** Begin RECORDS **

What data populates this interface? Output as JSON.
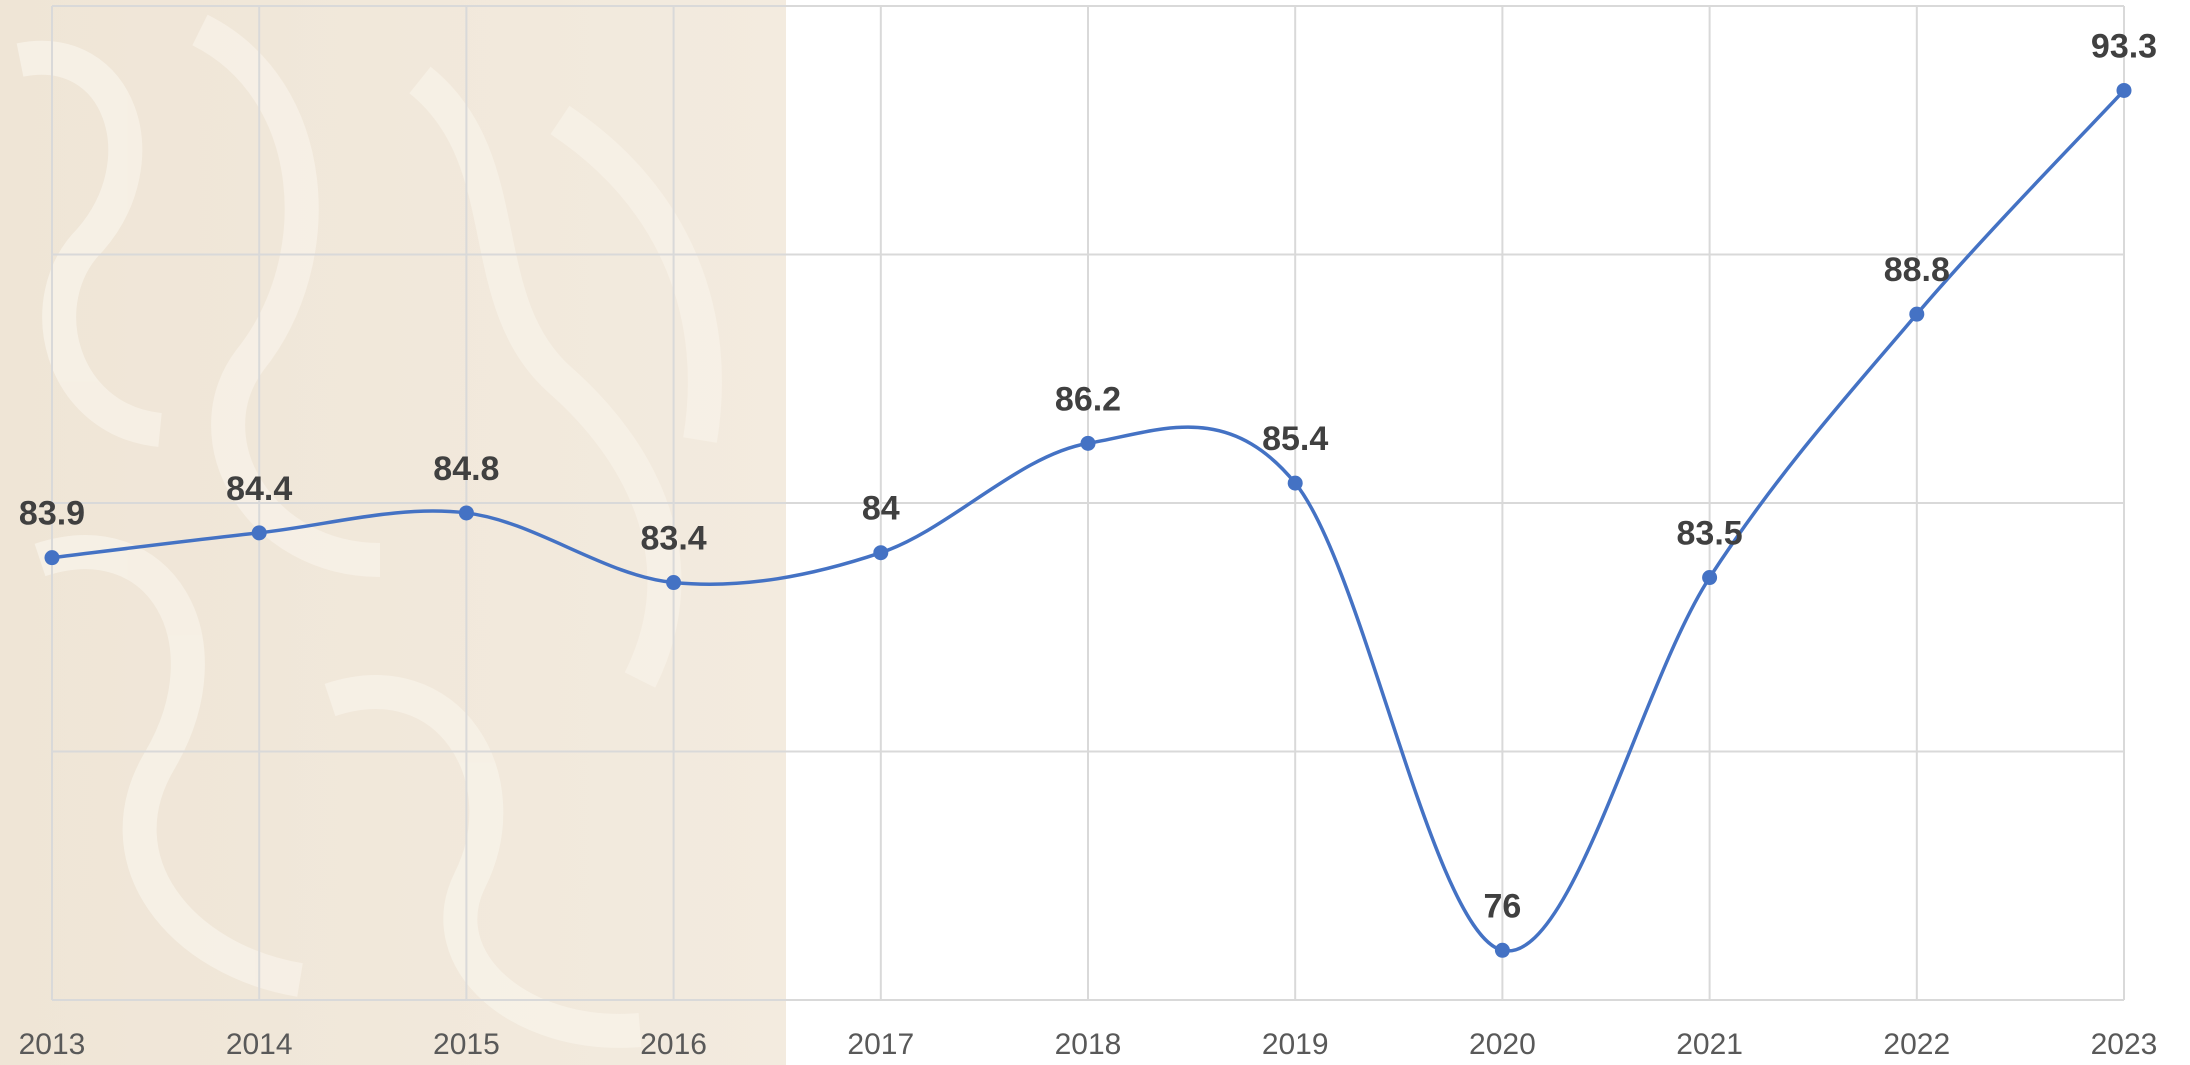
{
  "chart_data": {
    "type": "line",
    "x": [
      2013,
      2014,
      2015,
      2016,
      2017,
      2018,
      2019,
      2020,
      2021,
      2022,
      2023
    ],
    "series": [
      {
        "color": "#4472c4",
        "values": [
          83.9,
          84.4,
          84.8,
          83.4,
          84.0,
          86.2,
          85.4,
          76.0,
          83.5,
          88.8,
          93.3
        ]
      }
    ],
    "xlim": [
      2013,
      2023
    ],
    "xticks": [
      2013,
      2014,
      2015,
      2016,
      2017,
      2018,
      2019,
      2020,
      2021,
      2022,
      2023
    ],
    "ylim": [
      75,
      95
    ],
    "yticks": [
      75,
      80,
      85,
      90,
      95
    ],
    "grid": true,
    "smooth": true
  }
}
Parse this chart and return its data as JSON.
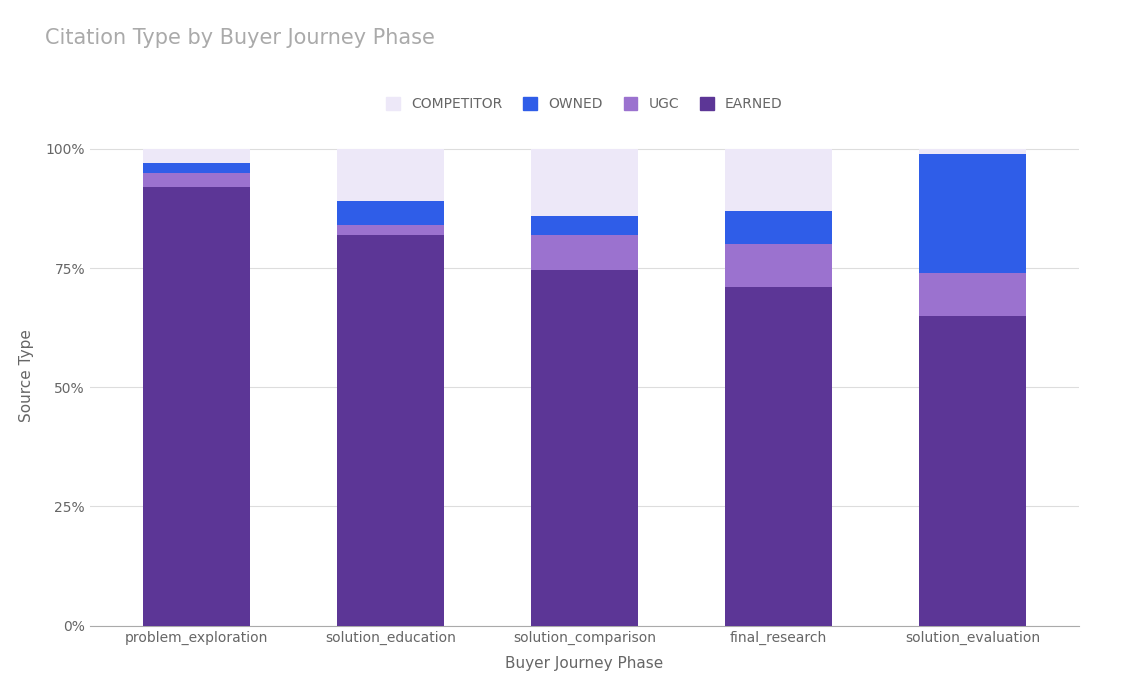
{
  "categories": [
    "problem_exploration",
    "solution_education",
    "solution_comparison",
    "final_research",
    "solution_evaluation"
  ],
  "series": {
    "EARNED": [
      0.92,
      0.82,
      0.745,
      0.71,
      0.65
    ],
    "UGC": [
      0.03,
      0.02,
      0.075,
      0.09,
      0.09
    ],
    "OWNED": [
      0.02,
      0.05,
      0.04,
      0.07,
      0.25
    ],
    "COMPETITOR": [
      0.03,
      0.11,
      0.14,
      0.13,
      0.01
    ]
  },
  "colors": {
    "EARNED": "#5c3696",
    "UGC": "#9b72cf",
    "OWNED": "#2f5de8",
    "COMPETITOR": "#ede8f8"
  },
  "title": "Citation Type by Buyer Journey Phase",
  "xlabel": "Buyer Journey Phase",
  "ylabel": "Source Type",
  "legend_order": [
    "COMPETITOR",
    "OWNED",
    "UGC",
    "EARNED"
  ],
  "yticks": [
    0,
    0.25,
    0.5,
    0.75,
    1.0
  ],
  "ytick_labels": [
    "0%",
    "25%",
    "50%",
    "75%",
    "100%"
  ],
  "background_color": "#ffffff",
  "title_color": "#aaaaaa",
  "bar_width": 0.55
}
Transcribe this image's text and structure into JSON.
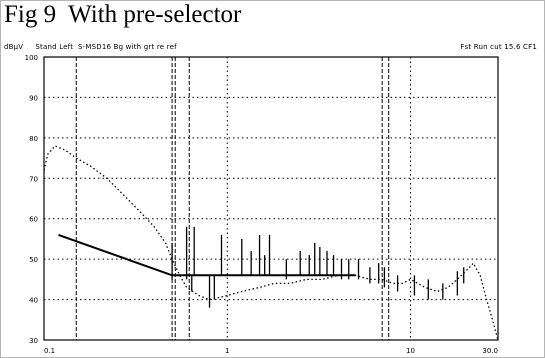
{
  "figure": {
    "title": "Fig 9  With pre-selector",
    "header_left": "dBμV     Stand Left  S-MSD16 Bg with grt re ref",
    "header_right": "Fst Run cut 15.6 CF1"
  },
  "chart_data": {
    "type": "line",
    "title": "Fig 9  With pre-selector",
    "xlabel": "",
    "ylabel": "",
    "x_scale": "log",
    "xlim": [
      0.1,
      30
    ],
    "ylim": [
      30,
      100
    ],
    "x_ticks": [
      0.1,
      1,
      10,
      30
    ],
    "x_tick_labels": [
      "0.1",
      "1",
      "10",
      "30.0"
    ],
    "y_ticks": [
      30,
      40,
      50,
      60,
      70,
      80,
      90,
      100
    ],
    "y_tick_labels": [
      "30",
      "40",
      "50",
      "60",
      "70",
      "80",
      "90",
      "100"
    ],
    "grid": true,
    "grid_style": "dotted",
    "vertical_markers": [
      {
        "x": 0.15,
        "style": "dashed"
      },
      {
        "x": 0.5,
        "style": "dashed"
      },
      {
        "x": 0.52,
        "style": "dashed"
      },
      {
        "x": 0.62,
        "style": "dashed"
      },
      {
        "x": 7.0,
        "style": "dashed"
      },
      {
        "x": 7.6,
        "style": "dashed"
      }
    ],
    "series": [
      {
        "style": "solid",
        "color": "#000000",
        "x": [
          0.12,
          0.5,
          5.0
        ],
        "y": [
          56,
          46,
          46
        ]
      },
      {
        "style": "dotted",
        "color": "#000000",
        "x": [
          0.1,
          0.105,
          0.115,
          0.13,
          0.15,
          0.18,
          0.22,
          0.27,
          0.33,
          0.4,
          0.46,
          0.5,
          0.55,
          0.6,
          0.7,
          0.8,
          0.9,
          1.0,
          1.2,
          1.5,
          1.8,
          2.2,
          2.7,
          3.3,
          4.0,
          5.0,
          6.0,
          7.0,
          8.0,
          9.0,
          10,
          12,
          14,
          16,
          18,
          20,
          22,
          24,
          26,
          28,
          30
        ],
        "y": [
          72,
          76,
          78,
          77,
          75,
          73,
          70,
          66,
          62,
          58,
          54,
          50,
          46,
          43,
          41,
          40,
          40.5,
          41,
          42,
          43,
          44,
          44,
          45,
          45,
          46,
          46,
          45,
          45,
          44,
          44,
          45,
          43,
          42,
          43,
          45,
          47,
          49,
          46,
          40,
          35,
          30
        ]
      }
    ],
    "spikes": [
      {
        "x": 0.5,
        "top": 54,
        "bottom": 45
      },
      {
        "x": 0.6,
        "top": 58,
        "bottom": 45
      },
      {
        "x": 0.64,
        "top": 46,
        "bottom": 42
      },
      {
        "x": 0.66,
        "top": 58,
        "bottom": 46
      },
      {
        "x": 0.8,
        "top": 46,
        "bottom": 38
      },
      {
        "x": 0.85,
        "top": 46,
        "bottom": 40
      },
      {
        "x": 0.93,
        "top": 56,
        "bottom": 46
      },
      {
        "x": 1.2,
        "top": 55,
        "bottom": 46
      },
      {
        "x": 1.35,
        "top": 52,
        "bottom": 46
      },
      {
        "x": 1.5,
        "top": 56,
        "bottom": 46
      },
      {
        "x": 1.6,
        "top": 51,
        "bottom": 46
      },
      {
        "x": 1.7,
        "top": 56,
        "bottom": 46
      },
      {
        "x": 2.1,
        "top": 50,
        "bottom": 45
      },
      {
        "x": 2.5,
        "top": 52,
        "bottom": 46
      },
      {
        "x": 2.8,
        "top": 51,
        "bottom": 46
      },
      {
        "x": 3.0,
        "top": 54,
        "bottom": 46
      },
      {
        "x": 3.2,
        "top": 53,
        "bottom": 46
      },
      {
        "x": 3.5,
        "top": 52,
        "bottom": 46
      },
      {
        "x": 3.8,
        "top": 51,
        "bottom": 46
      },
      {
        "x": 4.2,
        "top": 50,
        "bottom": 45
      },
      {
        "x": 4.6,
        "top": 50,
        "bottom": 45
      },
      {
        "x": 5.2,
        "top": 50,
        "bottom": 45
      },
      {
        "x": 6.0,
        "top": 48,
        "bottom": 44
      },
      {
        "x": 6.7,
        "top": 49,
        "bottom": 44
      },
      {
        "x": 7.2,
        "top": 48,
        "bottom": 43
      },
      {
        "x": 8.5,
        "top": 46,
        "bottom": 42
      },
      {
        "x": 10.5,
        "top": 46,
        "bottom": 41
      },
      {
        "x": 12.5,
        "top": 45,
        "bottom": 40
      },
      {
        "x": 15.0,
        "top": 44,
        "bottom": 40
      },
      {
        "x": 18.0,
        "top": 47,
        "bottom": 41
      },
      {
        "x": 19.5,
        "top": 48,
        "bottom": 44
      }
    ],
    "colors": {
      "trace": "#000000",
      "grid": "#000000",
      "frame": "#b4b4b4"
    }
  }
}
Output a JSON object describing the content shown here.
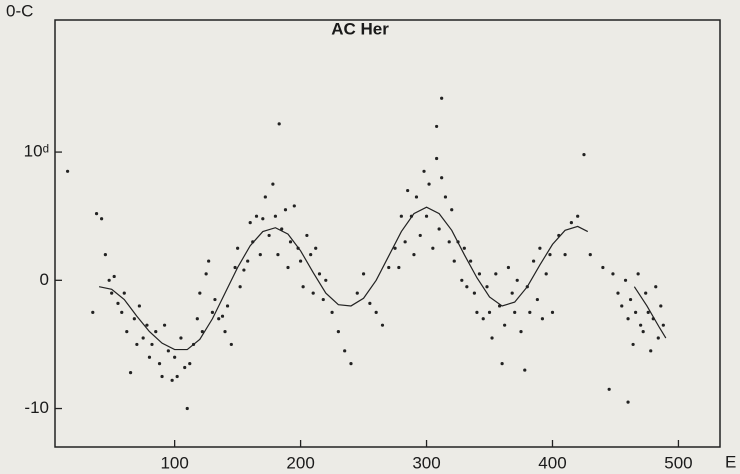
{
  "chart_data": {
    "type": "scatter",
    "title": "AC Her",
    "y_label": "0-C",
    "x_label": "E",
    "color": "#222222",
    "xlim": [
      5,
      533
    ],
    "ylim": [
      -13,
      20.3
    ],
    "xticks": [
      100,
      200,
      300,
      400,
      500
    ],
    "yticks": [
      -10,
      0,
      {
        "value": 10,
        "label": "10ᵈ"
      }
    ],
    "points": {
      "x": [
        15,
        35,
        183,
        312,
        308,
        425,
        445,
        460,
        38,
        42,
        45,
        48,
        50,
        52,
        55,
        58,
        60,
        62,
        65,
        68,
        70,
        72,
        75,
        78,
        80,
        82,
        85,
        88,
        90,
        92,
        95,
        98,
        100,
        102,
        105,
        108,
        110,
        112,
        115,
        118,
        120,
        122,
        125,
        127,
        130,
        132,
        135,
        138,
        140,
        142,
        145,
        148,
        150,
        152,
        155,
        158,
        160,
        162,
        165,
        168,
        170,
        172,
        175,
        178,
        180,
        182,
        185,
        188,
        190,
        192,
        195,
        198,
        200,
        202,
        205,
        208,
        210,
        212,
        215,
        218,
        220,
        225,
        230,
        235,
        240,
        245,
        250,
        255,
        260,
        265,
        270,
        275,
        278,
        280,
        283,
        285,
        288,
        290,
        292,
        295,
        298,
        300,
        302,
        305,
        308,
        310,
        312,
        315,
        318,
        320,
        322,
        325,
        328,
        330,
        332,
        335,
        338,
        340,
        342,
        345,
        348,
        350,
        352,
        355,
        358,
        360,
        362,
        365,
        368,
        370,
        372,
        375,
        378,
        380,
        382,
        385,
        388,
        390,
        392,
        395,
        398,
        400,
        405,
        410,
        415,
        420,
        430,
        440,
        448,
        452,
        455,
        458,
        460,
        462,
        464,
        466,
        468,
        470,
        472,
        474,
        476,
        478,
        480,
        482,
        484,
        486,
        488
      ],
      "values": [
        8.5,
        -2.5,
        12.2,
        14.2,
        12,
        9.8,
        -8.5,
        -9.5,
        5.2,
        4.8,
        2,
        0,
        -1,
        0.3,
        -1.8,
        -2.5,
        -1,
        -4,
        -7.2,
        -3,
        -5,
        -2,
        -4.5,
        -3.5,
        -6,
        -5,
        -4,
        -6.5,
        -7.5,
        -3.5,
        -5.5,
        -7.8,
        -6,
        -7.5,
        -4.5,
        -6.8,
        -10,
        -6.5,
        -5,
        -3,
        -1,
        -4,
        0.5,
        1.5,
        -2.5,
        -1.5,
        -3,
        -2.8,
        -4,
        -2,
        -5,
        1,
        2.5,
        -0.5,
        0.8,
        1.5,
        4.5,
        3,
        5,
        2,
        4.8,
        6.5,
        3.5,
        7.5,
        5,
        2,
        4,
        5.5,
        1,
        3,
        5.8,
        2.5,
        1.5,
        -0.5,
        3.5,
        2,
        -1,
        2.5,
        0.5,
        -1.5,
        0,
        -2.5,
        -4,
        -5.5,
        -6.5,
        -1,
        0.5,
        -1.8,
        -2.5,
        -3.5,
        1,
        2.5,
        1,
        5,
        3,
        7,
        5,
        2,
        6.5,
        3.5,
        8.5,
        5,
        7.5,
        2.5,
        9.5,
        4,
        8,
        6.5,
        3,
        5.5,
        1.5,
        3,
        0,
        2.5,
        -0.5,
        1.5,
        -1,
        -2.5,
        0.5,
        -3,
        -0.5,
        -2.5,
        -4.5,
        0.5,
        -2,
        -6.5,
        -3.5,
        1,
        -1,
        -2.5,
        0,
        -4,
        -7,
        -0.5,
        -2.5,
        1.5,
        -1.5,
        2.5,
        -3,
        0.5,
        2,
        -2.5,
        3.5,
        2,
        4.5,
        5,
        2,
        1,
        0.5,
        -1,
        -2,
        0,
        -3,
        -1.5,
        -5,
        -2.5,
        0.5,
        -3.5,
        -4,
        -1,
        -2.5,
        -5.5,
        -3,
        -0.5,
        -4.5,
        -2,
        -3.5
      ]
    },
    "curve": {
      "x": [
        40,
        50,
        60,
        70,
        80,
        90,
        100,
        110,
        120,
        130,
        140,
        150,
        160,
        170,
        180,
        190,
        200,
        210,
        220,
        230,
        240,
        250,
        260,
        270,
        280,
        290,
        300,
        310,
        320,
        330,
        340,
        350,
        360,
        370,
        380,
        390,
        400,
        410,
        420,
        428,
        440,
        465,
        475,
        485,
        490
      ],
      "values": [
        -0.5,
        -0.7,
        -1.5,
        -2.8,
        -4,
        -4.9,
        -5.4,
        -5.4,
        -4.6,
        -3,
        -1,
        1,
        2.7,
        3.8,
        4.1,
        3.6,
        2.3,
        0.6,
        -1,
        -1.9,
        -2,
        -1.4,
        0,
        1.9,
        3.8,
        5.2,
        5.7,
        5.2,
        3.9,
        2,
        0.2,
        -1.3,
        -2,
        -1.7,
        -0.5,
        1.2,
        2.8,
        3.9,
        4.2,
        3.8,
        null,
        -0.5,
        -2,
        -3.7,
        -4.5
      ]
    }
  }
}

** End RECORDS **

Gather each line from the listing above that holds "Phase".

■ **RESPONSE TO THE TASK**:
  "title": "Citation Type by Buyer Journey Phase",
  "xlabel": "Buyer Journey Phase",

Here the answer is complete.